Provided records:
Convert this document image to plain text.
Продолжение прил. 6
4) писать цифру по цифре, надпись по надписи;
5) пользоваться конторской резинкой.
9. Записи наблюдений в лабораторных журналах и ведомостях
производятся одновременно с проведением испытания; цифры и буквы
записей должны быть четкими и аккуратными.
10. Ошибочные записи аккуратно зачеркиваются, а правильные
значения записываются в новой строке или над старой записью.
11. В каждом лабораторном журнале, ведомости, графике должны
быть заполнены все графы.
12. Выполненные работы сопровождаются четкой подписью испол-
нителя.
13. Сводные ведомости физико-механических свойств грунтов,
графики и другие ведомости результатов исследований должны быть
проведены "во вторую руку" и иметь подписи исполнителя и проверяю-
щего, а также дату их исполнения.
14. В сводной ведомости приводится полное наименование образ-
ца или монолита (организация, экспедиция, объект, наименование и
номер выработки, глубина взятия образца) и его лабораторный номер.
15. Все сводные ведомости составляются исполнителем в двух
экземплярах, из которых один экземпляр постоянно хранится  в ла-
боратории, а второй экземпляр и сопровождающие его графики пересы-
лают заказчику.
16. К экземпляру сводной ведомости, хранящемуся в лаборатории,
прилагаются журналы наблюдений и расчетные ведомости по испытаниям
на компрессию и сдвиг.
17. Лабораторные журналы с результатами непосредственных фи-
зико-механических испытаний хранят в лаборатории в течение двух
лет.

Work required: Return all the data above once more, precisely as given.

Solution to this problem:
Convert this document image to plain text.
Продолжение прил. 6
4) писать цифру по цифре, надпись по надписи;
5) пользоваться конторской резинкой.
9. Записи наблюдений в лабораторных журналах и ведомостях
производятся одновременно с проведением испытания; цифры и буквы
записей должны быть четкими и аккуратными.
10. Ошибочные записи аккуратно зачеркиваются, а правильные
значения записываются в новой строке или над старой записью.
11. В каждом лабораторном журнале, ведомости, графике должны
быть заполнены все графы.
12. Выполненные работы сопровождаются четкой подписью испол-
нителя.
13. Сводные ведомости физико-механических свойств грунтов,
графики и другие ведомости результатов исследований должны быть
проведены "во вторую руку" и иметь подписи исполнителя и проверяю-
щего, а также дату их исполнения.
14. В сводной ведомости приводится полное наименование образ-
ца или монолита (организация, экспедиция, объект, наименование и
номер выработки, глубина взятия образца) и его лабораторный номер.
15. Все сводные ведомости составляются исполнителем в двух
экземплярах, из которых один экземпляр постоянно хранится  в ла-
боратории, а второй экземпляр и сопровождающие его графики пересы-
лают заказчику.
16. К экземпляру сводной ведомости, хранящемуся в лаборатории,
прилагаются журналы наблюдений и расчетные ведомости по испытаниям
на компрессию и сдвиг.
17. Лабораторные журналы с результатами непосредственных фи-
зико-механических испытаний хранят в лаборатории в течение двух
лет.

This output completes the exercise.